** Job **
Please quote the material exactly, every line of it.
----- Data shown -----
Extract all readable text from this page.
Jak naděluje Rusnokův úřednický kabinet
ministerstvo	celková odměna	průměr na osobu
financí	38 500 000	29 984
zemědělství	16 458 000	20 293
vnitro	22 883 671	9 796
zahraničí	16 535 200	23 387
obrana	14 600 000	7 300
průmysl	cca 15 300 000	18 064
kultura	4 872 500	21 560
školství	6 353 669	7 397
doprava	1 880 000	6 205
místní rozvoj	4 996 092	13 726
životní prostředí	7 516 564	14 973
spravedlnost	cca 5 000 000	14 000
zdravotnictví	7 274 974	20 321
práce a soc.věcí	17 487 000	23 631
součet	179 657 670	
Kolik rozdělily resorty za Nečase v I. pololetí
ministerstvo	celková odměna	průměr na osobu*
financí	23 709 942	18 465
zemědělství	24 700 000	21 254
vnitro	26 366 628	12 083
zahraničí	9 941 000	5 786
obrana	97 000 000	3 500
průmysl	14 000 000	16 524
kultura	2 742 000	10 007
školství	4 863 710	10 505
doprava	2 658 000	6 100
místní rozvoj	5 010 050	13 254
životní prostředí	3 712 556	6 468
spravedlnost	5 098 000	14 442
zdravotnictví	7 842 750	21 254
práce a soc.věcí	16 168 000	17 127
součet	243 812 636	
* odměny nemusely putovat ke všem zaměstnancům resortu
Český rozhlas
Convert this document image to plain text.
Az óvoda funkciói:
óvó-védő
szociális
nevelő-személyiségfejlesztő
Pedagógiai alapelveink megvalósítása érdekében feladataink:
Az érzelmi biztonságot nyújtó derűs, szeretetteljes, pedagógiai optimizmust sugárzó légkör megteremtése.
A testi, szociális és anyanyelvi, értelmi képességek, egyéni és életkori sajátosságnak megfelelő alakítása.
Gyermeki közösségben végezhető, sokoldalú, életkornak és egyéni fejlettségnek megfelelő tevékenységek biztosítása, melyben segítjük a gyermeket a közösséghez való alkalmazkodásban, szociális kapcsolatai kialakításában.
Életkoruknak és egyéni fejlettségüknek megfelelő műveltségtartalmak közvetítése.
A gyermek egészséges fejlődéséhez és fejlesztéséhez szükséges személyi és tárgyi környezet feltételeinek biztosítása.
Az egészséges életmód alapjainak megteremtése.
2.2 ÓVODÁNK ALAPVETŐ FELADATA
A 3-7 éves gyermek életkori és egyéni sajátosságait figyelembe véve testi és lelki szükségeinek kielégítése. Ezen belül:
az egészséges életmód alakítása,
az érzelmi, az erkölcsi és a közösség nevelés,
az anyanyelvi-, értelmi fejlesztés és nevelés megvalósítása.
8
-----
** Output below **
Extract all readable text from this page.
Jak naděluje Rusnokův úřednický kabinet
ministerstvo	celková odměna	průměr na osobu
financí	38 500 000	29 984
zemědělství	16 458 000	20 293
vnitro	22 883 671	9 796
zahraničí	16 535 200	23 387
obrana	14 600 000	7 300
průmysl	cca 15 300 000	18 064
kultura	4 872 500	21 560
školství	6 353 669	7 397
doprava	1 880 000	6 205
místní rozvoj	4 996 092	13 726
životní prostředí	7 516 564	14 973
spravedlnost	cca 5 000 000	14 000
zdravotnictví	7 274 974	20 321
práce a soc.věcí	17 487 000	23 631
součet	179 657 670	
Kolik rozdělily resorty za Nečase v I. pololetí
ministerstvo	celková odměna	průměr na osobu*
financí	23 709 942	18 465
zemědělství	24 700 000	21 254
vnitro	26 366 628	12 083
zahraničí	9 941 000	5 786
obrana	97 000 000	3 500
průmysl	14 000 000	16 524
kultura	2 742 000	10 007
školství	4 863 710	10 505
doprava	2 658 000	6 100
místní rozvoj	5 010 050	13 254
životní prostředí	3 712 556	6 468
spravedlnost	5 098 000	14 442
zdravotnictví	7 842 750	21 254
práce a soc.věcí	16 168 000	17 127
součet	243 812 636	
* odměny nemusely putovat ke všem zaměstnancům resortu
Český rozhlas
Convert this document image to plain text.
Az óvoda funkciói:
óvó-védő
szociális
nevelő-személyiségfejlesztő
Pedagógiai alapelveink megvalósítása érdekében feladataink:
Az érzelmi biztonságot nyújtó derűs, szeretetteljes, pedagógiai optimizmust sugárzó légkör megteremtése.
A testi, szociális és anyanyelvi, értelmi képességek, egyéni és életkori sajátosságnak megfelelő alakítása.
Gyermeki közösségben végezhető, sokoldalú, életkornak és egyéni fejlettségnek megfelelő tevékenységek biztosítása, melyben segítjük a gyermeket a közösséghez való alkalmazkodásban, szociális kapcsolatai kialakításában.
Életkoruknak és egyéni fejlettségüknek megfelelő műveltségtartalmak közvetítése.
A gyermek egészséges fejlődéséhez és fejlesztéséhez szükséges személyi és tárgyi környezet feltételeinek biztosítása.
Az egészséges életmód alapjainak megteremtése.
2.2 ÓVODÁNK ALAPVETŐ FELADATA
A 3-7 éves gyermek életkori és egyéni sajátosságait figyelembe véve testi és lelki szükségeinek kielégítése. Ezen belül:
az egészséges életmód alakítása,
az érzelmi, az erkölcsi és a közösség nevelés,
az anyanyelvi-, értelmi fejlesztés és nevelés megvalósítása.
8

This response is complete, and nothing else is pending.